## Énoncé de la tâche:
Recopiez fidèlement le passage de l'extrait consacré à Mario Centeno qui va de « Le ministre des » à « de cet automne. ».

Le ministre des finances portugais, le 30 novembre, à Lisbonne. / RAFAEL MARCHANTE / REUTERS

Mario Centeno, 50 ans, ministre sans étiquette du gouvernement socialiste d’Antonio Costa, faisait figure de favori jeudi 30 novembre au soir. En fonction depuis deux ans, cet économiste était jusqu’à présent plutôt discret à Bruxelles, au sein d’un Eurogroupe largement dominé par Wolfgang Schaüble, l’Allemand ayant fait figure de « patron » officieux du club jusqu’à son départ au début de cet automne.

Le Portugais aurait cependant été choisi par le président Emmanuel Macron, la chancelière allemande, Angela Merkel, et le premier ministre italien, Paolo Gentiloni, lors d’une réunion des trois dirigeants en marge d’un sommet Union européenne-Union africaine, à Abidjan, mercredi 29 novembre. « C’est clairement un des candidats qui remplit nos critères de choix : la compétence, l’expérience et une vision pour l’avenir de l’eurozone », assure-t-on dans l’entourage du ministre français, Bruno Le Maire.

## Matériel fourni:
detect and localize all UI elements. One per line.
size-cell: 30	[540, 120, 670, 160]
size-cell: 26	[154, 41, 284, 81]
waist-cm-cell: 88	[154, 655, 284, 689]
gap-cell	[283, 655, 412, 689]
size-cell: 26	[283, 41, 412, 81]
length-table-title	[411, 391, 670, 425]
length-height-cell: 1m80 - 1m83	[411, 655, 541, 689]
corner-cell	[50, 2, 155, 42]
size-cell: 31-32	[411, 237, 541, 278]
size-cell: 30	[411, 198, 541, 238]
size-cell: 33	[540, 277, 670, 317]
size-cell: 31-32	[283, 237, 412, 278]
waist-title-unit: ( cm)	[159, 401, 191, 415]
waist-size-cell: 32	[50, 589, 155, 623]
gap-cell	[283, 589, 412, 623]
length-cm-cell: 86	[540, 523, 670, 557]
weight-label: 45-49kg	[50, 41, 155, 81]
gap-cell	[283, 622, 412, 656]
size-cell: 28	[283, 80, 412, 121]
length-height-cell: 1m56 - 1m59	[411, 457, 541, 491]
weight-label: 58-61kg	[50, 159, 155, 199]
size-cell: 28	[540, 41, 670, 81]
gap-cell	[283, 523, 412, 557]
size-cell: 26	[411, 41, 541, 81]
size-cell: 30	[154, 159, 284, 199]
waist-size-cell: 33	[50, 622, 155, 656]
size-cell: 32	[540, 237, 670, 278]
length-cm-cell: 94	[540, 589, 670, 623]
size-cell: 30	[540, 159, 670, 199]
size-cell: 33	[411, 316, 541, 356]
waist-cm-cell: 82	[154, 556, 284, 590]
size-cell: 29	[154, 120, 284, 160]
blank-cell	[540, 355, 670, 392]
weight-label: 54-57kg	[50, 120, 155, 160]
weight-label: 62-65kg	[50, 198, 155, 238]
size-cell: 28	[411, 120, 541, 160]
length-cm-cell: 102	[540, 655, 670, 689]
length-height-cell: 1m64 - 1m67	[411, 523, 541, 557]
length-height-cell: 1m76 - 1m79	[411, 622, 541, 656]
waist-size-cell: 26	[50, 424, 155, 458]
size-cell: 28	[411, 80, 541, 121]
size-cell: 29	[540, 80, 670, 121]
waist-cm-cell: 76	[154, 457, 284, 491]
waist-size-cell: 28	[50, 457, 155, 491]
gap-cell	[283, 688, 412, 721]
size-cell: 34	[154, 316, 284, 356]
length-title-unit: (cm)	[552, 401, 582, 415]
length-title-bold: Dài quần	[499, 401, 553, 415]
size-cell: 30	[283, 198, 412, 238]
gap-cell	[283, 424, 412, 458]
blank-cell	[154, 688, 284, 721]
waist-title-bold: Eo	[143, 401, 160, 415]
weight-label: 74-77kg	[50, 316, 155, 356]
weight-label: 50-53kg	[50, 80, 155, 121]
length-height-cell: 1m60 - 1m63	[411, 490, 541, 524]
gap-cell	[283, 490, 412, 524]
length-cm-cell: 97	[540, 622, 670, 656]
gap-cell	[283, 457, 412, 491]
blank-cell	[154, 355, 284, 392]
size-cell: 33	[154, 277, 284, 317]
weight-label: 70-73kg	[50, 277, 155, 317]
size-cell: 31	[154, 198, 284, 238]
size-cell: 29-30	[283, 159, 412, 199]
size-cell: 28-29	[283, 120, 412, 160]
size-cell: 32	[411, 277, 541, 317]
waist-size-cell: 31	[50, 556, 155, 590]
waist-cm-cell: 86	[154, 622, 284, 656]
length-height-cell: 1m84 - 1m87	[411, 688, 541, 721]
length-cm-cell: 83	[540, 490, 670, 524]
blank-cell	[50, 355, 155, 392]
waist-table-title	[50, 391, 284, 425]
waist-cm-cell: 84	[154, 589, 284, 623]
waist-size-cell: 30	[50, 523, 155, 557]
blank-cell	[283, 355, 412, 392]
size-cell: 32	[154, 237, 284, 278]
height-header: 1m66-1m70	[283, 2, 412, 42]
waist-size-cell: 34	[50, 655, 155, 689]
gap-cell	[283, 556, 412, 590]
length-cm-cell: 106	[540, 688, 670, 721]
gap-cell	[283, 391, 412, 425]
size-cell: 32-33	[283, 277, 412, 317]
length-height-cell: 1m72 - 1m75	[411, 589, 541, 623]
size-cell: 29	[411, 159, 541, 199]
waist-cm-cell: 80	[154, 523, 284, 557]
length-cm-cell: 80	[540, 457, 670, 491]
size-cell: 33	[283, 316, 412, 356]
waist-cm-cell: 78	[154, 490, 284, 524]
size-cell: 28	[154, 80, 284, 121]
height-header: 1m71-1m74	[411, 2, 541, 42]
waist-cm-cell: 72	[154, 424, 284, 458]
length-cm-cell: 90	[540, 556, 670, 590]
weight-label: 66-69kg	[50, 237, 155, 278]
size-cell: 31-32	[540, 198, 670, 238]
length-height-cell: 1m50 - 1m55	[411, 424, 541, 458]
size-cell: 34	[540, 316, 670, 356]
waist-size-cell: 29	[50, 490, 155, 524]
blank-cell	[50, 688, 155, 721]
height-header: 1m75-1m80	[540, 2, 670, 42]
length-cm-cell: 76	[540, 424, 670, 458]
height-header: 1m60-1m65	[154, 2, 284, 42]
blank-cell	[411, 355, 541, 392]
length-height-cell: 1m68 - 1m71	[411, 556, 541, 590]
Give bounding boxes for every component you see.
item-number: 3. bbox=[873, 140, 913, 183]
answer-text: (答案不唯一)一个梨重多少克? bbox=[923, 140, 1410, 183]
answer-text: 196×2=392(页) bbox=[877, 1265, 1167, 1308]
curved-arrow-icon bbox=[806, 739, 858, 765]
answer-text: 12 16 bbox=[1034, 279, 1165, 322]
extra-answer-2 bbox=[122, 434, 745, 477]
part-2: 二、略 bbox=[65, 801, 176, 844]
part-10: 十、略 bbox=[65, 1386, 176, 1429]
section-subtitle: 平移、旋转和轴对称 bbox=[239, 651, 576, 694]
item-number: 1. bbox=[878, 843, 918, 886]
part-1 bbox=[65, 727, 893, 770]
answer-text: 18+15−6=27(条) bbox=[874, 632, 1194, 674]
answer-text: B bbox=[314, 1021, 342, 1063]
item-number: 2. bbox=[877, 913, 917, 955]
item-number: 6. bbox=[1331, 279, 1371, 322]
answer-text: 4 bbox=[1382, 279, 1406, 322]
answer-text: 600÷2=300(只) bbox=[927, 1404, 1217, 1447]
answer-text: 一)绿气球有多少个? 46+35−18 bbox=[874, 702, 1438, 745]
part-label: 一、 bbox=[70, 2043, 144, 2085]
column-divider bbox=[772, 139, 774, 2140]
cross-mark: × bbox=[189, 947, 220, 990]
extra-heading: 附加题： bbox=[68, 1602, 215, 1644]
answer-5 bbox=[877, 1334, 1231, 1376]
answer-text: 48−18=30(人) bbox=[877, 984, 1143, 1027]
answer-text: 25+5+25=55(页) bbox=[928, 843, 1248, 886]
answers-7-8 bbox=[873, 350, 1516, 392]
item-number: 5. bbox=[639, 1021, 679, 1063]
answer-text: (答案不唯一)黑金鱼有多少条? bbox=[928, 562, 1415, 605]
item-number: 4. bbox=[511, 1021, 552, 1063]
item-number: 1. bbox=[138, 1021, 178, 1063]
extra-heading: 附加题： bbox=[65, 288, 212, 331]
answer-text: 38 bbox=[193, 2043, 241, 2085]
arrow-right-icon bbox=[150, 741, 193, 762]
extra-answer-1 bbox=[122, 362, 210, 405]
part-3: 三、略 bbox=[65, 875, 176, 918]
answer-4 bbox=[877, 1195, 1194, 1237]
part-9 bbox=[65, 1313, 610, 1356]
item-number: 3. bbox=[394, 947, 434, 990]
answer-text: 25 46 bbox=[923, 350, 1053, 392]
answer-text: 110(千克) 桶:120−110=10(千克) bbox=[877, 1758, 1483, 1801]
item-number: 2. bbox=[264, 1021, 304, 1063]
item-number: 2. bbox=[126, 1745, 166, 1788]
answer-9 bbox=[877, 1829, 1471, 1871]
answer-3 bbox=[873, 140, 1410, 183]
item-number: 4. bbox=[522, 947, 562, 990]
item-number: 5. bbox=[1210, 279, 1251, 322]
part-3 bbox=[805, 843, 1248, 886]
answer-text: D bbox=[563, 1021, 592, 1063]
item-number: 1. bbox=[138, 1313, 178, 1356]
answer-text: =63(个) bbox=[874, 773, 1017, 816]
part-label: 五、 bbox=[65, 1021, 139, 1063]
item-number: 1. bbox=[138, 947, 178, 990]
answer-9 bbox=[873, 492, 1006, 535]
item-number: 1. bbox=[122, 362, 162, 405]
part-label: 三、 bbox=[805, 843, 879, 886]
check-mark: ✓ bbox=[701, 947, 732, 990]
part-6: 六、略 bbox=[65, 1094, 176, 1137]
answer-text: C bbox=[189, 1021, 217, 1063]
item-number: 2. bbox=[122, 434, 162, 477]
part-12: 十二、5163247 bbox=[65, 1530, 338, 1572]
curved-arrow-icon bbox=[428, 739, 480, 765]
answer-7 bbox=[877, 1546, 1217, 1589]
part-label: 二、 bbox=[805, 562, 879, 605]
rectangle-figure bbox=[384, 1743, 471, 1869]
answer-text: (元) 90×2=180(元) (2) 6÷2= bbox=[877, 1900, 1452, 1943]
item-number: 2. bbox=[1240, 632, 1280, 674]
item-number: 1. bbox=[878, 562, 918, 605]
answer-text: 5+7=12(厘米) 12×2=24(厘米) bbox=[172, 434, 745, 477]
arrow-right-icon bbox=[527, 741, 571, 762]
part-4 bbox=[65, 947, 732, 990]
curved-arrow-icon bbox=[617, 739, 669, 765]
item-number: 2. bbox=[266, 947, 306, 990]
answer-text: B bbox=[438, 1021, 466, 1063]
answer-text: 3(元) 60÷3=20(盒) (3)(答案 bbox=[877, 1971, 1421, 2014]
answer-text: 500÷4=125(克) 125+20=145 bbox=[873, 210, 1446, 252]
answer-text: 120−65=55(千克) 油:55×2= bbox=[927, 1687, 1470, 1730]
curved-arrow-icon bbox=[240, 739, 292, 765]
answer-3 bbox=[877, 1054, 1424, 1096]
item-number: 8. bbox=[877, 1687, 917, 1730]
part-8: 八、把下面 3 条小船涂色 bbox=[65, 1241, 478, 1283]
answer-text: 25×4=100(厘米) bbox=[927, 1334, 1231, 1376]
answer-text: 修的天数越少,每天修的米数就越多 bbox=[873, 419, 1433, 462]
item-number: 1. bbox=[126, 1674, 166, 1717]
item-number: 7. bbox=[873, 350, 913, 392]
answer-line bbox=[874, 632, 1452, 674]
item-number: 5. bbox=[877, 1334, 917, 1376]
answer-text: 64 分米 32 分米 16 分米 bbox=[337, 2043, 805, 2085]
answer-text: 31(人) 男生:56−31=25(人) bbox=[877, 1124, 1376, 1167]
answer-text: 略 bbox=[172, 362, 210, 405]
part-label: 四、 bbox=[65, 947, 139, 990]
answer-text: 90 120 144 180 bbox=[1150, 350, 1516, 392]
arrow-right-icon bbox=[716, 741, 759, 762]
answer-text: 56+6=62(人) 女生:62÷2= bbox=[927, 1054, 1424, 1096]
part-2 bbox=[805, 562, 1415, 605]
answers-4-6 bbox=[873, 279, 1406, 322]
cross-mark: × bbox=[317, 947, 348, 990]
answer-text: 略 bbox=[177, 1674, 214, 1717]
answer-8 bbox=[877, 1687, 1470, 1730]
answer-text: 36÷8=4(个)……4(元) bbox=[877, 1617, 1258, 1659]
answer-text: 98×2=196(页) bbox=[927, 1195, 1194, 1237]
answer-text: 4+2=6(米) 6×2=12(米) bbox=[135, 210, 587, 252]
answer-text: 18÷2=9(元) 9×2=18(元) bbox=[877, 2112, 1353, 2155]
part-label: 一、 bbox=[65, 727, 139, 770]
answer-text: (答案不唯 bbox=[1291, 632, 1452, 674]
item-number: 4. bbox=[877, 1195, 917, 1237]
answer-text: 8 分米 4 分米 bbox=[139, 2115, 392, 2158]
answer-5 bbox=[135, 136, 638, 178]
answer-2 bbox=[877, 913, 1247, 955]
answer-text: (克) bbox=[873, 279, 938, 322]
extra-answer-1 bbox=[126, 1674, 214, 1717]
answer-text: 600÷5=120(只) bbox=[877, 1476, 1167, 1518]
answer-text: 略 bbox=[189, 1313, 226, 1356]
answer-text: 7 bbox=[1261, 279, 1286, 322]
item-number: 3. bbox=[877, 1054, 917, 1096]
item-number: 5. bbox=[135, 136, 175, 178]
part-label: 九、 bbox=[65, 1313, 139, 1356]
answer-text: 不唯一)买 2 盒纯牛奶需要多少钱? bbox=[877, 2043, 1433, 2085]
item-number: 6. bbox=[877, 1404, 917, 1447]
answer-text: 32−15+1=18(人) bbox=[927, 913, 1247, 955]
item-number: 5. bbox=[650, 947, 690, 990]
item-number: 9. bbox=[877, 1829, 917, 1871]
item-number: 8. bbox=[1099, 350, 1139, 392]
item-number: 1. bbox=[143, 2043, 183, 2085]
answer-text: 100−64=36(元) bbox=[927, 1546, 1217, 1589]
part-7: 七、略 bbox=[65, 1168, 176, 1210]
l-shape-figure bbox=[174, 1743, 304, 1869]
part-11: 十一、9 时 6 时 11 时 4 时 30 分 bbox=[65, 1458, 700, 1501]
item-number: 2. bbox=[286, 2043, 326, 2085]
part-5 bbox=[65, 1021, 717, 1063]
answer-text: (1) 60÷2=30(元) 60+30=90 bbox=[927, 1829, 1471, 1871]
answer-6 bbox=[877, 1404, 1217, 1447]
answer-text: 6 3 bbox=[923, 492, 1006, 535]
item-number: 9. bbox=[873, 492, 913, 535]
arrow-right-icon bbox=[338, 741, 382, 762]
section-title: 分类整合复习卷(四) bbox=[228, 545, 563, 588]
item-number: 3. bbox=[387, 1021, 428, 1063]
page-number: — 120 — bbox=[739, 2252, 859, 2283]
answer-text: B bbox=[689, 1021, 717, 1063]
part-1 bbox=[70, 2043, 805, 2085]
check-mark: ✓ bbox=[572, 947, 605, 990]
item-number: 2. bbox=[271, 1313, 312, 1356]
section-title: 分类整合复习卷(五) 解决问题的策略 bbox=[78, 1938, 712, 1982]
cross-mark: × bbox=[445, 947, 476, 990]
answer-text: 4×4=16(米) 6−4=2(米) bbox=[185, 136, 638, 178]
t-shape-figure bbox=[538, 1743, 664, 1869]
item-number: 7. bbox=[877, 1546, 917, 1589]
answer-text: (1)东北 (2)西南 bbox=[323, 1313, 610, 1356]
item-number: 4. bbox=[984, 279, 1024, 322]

## Corrigé détaillé:
Le ministre des finances portugais, le 30 novembre, à Lisbonne. / RAFAEL MARCHANTE / REUTERS

Mario Centeno, 50 ans, ministre sans étiquette du gouvernement socialiste d’Antonio Costa, faisait figure de favori jeudi 30 novembre au soir. En fonction depuis deux ans, cet économiste était jusqu’à présent plutôt discret à Bruxelles, au sein d’un Eurogroupe largement dominé par Wolfgang Schaüble, l’Allemand ayant fait figure de « patron » officieux du club jusqu’à son départ au début de cet automne.